Exercise instructions ▸ Pick out each line containing the string "January" and copy it.

Material ▸
=-=-=-=-=
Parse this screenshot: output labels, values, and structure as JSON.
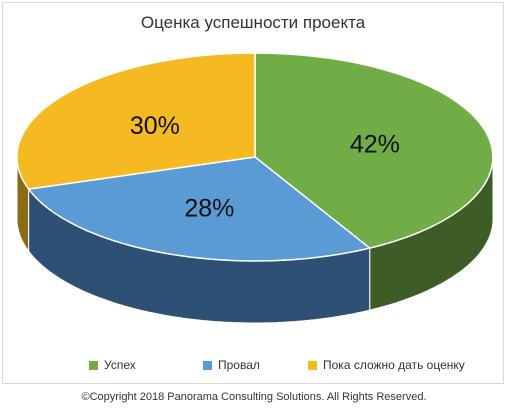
{
  "chart_data": {
    "type": "pie",
    "title": "Оценка успешности проекта",
    "slices": [
      {
        "label": "Успех",
        "value": 42,
        "value_label": "42%",
        "color": "#70ad47",
        "side_color": "#3d5c26"
      },
      {
        "label": "Провал",
        "value": 28,
        "value_label": "28%",
        "color": "#5b9bd5",
        "side_color": "#2e5075"
      },
      {
        "label": "Пока сложно дать оценку",
        "value": 30,
        "value_label": "30%",
        "color": "#f5b921",
        "side_color": "#8a6a12"
      }
    ],
    "style": "3d",
    "legend_position": "bottom"
  },
  "footer": {
    "copyright": "©Copyright 2018 Panorama Consulting Solutions.  All Rights Reserved."
  }
}
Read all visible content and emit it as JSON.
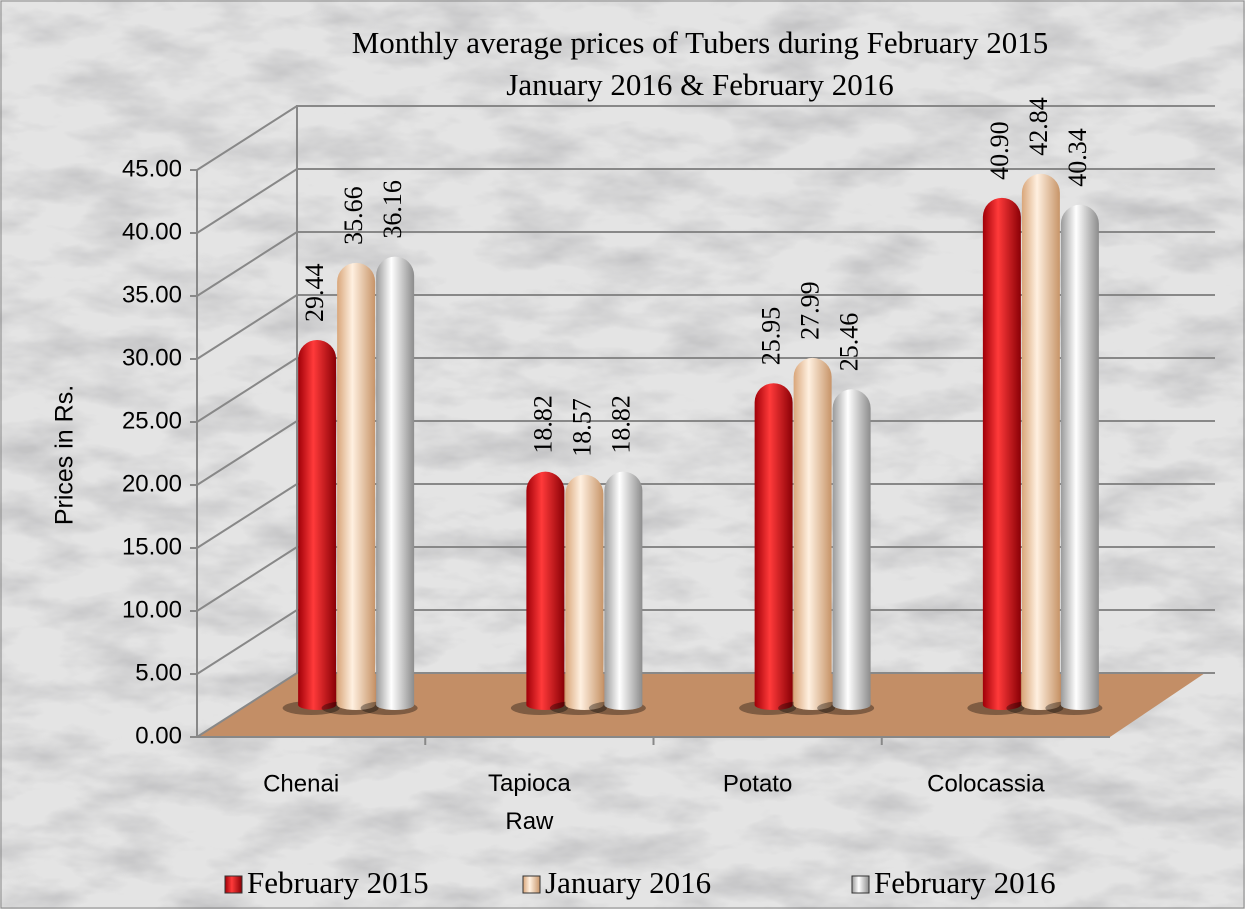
{
  "chart_data": {
    "type": "bar",
    "title": [
      "Monthly  average prices of Tubers during  February 2015",
      "January 2016 & February 2016"
    ],
    "y_label": "Prices in Rs.",
    "categories": [
      "Chenai",
      "Tapioca Raw",
      "Potato",
      "Colocassia"
    ],
    "series": [
      {
        "name": "February 2015",
        "color": "#e3141b",
        "values": [
          29.44,
          18.82,
          25.95,
          40.9
        ],
        "value_labels": [
          "29.44",
          "18.82",
          "25.95",
          "40.90"
        ]
      },
      {
        "name": "January 2016",
        "color": "#f7cfa5",
        "values": [
          35.66,
          18.57,
          27.99,
          42.84
        ],
        "value_labels": [
          "35.66",
          "18.57",
          "27.99",
          "42.84"
        ]
      },
      {
        "name": "February 2016",
        "color": "#e6e6e6",
        "values": [
          36.16,
          18.82,
          25.46,
          40.34
        ],
        "value_labels": [
          "36.16",
          "18.82",
          "25.46",
          "40.34"
        ]
      }
    ],
    "ylim": [
      0,
      45
    ],
    "yticks": [
      {
        "value": 0,
        "label": "0.00"
      },
      {
        "value": 5,
        "label": "5.00"
      },
      {
        "value": 10,
        "label": "10.00"
      },
      {
        "value": 15,
        "label": "15.00"
      },
      {
        "value": 20,
        "label": "20.00"
      },
      {
        "value": 25,
        "label": "25.00"
      },
      {
        "value": 30,
        "label": "30.00"
      },
      {
        "value": 35,
        "label": "35.00"
      },
      {
        "value": 40,
        "label": "40.00"
      },
      {
        "value": 45,
        "label": "45.00"
      }
    ],
    "grid": true,
    "legend": "bottom"
  }
}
=-=-=-=-=
Exercise output ▸
      "January 2016 & February 2016"
        "name": "January 2016",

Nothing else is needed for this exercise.